Goal of the exercise: Transcribe the whole listing without a single picture.

____ Input data

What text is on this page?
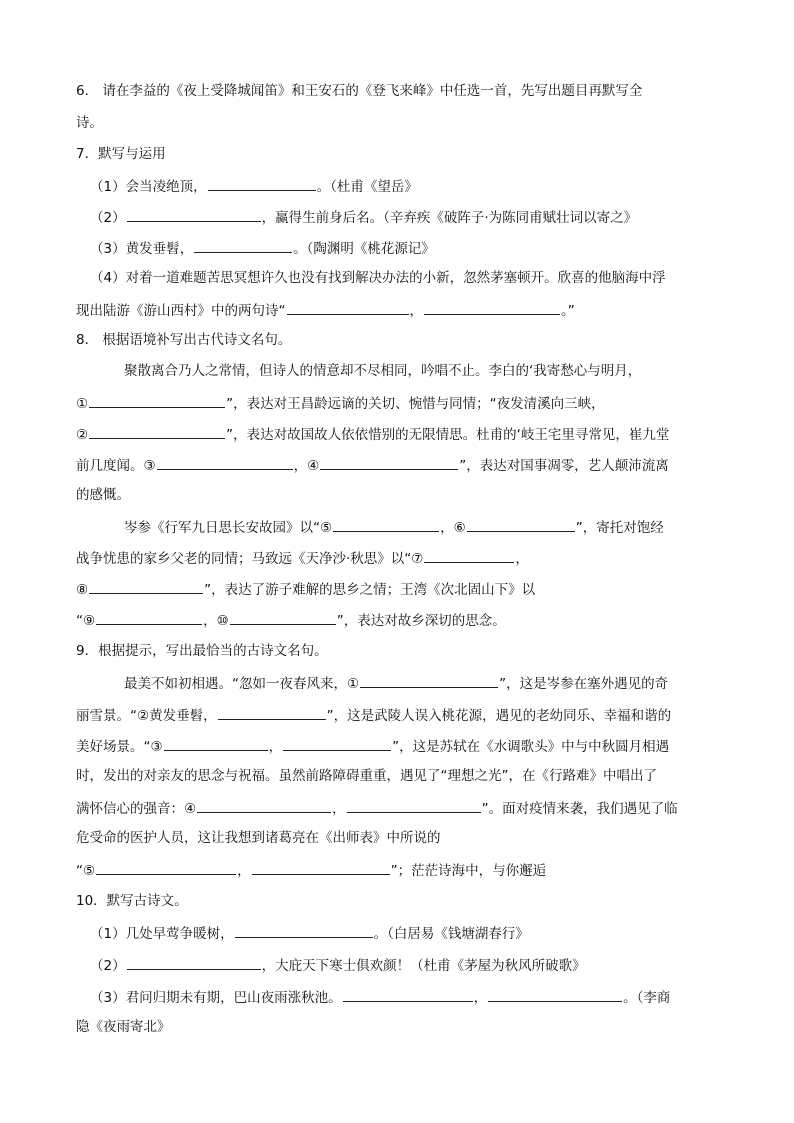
6． 请在李益的《夜上受降城闻笛》和王安石的《登飞来峰》中任选一首，先写出题目再默写全
诗。
7．默写与运用
（1）会当凌绝顶，	。（杜甫《望岳》
（2）	，赢得生前身后名。（辛弃疾《破阵子·为陈同甫赋壮词以寄之》
（3）黄发垂髫，	。（陶渊明《桃花源记》
（4）对着一道难题苦思冥想许久也没有找到解决办法的小新，忽然茅塞顿开。欣喜的他脑海中浮
现出陆游《游山西村》中的两句诗“	，	。”
8． 根据语境补写出古代诗文名句。
聚散离合乃人之常情，但诗人的情意却不尽相同，吟唱不止。李白的‘我寄愁心与明月，
①	”，表达对王昌龄远谪的关切、惋惜与同情；“夜发清溪向三峡，
②	”，表达对故国故人依依惜别的无限情思。杜甫的‘岐王宅里寻常见，崔九堂
前几度闻。③	，④	”，表达对国事凋零，艺人颠沛流离
的感慨。
岑参《行军九日思长安故园》以“⑤	，⑥	”，寄托对饱经
战争忧患的家乡父老的同情；马致远《天净沙·秋思》以“⑦	，
⑧	”，表达了游子难解的思乡之情；王湾《次北固山下》以
“⑨	，⑩	”，表达对故乡深切的思念。
9．根据提示，写出最恰当的古诗文名句。
最美不如初相遇。“忽如一夜春风来，①	”，这是岑参在塞外遇见的奇
丽雪景。“②黄发垂髫，	”，这是武陵人误入桃花源，遇见的老幼同乐、幸福和谐的
美好场景。“③	，	”，这是苏轼在《水调歌头》中与中秋圆月相遇
时，发出的对亲友的思念与祝福。虽然前路障碍重重，遇见了“理想之光”，在《行路难》中唱出了
满怀信心的强音：④	，	”。面对疫情来袭，我们遇见了临
危受命的医护人员，这让我想到诸葛亮在《出师表》中所说的
“⑤	，	”；茫茫诗海中，与你邂逅
10．默写古诗文。
（1）几处早莺争暖树，	。（白居易《钱塘湖春行》
（2）	，大庇天下寒士俱欢颜！（杜甫《茅屋为秋风所破歌》
（3）君问归期未有期，巴山夜雨涨秋池。	，	。（李商
隐《夜雨寄北》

________

Answer to this task:
What text is on this page?
6． 请在李益的《夜上受降城闻笛》和王安石的《登飞来峰》中任选一首，先写出题目再默写全
诗。
7．默写与运用
（1）会当凌绝顶，	。（杜甫《望岳》
（2）	，赢得生前身后名。（辛弃疾《破阵子·为陈同甫赋壮词以寄之》
（3）黄发垂髫，	。（陶渊明《桃花源记》
（4）对着一道难题苦思冥想许久也没有找到解决办法的小新，忽然茅塞顿开。欣喜的他脑海中浮
现出陆游《游山西村》中的两句诗“	，	。”
8． 根据语境补写出古代诗文名句。
聚散离合乃人之常情，但诗人的情意却不尽相同，吟唱不止。李白的‘我寄愁心与明月，
①	”，表达对王昌龄远谪的关切、惋惜与同情；“夜发清溪向三峡，
②	”，表达对故国故人依依惜别的无限情思。杜甫的‘岐王宅里寻常见，崔九堂
前几度闻。③	，④	”，表达对国事凋零，艺人颠沛流离
的感慨。
岑参《行军九日思长安故园》以“⑤	，⑥	”，寄托对饱经
战争忧患的家乡父老的同情；马致远《天净沙·秋思》以“⑦	，
⑧	”，表达了游子难解的思乡之情；王湾《次北固山下》以
“⑨	，⑩	”，表达对故乡深切的思念。
9．根据提示，写出最恰当的古诗文名句。
最美不如初相遇。“忽如一夜春风来，①	”，这是岑参在塞外遇见的奇
丽雪景。“②黄发垂髫，	”，这是武陵人误入桃花源，遇见的老幼同乐、幸福和谐的
美好场景。“③	，	”，这是苏轼在《水调歌头》中与中秋圆月相遇
时，发出的对亲友的思念与祝福。虽然前路障碍重重，遇见了“理想之光”，在《行路难》中唱出了
满怀信心的强音：④	，	”。面对疫情来袭，我们遇见了临
危受命的医护人员，这让我想到诸葛亮在《出师表》中所说的
“⑤	，	”；茫茫诗海中，与你邂逅
10．默写古诗文。
（1）几处早莺争暖树，	。（白居易《钱塘湖春行》
（2）	，大庇天下寒士俱欢颜！（杜甫《茅屋为秋风所破歌》
（3）君问归期未有期，巴山夜雨涨秋池。	，	。（李商
隐《夜雨寄北》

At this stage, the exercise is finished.